(STATED TASK) Locate the word "surgery" in the material, then show every line that holds it.
-- START OF ENTRIES SHOWN --
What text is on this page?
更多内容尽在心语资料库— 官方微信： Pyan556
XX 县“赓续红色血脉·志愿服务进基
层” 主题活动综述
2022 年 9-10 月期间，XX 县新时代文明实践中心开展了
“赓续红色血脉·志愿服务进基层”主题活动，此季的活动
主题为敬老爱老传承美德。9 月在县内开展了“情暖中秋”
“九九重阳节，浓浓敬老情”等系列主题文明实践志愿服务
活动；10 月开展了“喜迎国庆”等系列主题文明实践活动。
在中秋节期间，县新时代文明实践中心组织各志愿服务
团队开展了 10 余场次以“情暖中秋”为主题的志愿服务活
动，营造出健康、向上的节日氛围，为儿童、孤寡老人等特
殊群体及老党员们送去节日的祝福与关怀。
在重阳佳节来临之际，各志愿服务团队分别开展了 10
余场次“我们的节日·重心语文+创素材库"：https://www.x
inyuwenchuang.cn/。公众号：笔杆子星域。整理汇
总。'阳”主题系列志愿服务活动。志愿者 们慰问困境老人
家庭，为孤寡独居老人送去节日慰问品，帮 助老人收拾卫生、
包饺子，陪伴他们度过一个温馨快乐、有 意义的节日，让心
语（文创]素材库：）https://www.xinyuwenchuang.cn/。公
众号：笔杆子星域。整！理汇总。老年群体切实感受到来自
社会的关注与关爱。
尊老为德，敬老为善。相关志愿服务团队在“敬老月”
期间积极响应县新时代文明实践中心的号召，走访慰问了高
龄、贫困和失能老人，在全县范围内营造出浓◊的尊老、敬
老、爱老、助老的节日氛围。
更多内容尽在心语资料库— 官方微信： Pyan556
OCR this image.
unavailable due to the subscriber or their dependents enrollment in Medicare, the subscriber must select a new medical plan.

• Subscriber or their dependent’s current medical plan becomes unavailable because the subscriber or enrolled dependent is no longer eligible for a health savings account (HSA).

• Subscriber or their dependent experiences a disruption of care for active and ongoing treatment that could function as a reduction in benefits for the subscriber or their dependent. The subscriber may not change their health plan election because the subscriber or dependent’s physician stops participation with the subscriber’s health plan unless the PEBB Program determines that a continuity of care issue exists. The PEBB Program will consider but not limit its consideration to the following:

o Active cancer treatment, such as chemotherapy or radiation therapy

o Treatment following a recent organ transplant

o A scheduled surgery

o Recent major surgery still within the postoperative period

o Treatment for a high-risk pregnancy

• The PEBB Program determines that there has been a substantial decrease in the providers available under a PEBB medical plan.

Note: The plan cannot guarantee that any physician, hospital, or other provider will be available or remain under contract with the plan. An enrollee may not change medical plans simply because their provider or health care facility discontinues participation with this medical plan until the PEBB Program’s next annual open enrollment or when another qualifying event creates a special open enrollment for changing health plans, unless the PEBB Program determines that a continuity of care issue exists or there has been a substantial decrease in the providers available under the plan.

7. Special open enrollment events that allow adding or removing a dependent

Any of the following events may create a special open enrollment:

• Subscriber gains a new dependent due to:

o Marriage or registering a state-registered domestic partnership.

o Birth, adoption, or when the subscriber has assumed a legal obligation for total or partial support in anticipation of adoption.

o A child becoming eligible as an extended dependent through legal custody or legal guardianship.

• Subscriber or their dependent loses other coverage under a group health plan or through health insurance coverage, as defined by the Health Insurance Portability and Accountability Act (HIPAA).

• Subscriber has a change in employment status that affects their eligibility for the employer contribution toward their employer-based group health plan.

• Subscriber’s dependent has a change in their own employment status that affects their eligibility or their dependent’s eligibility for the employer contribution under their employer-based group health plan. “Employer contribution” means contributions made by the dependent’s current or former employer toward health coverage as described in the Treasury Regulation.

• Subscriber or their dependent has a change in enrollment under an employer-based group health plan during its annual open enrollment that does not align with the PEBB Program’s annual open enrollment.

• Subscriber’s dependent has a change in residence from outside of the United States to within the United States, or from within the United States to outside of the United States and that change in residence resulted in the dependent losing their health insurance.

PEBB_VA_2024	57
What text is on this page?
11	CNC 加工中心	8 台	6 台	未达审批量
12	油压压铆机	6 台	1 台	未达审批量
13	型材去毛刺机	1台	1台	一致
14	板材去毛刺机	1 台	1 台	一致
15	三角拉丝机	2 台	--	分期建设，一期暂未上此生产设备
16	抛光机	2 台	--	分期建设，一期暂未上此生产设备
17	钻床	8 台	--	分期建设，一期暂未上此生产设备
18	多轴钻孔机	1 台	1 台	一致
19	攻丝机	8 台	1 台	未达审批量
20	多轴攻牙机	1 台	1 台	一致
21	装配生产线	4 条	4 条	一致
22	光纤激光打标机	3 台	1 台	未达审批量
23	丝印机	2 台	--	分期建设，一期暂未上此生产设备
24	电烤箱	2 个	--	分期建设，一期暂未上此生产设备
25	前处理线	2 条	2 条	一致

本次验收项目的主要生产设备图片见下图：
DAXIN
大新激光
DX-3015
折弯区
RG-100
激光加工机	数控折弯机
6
-- END OF ENTRIES SHOWN --
(EXERCISE RESPONSE)
o A scheduled surgery
o Recent major surgery still within the postoperative period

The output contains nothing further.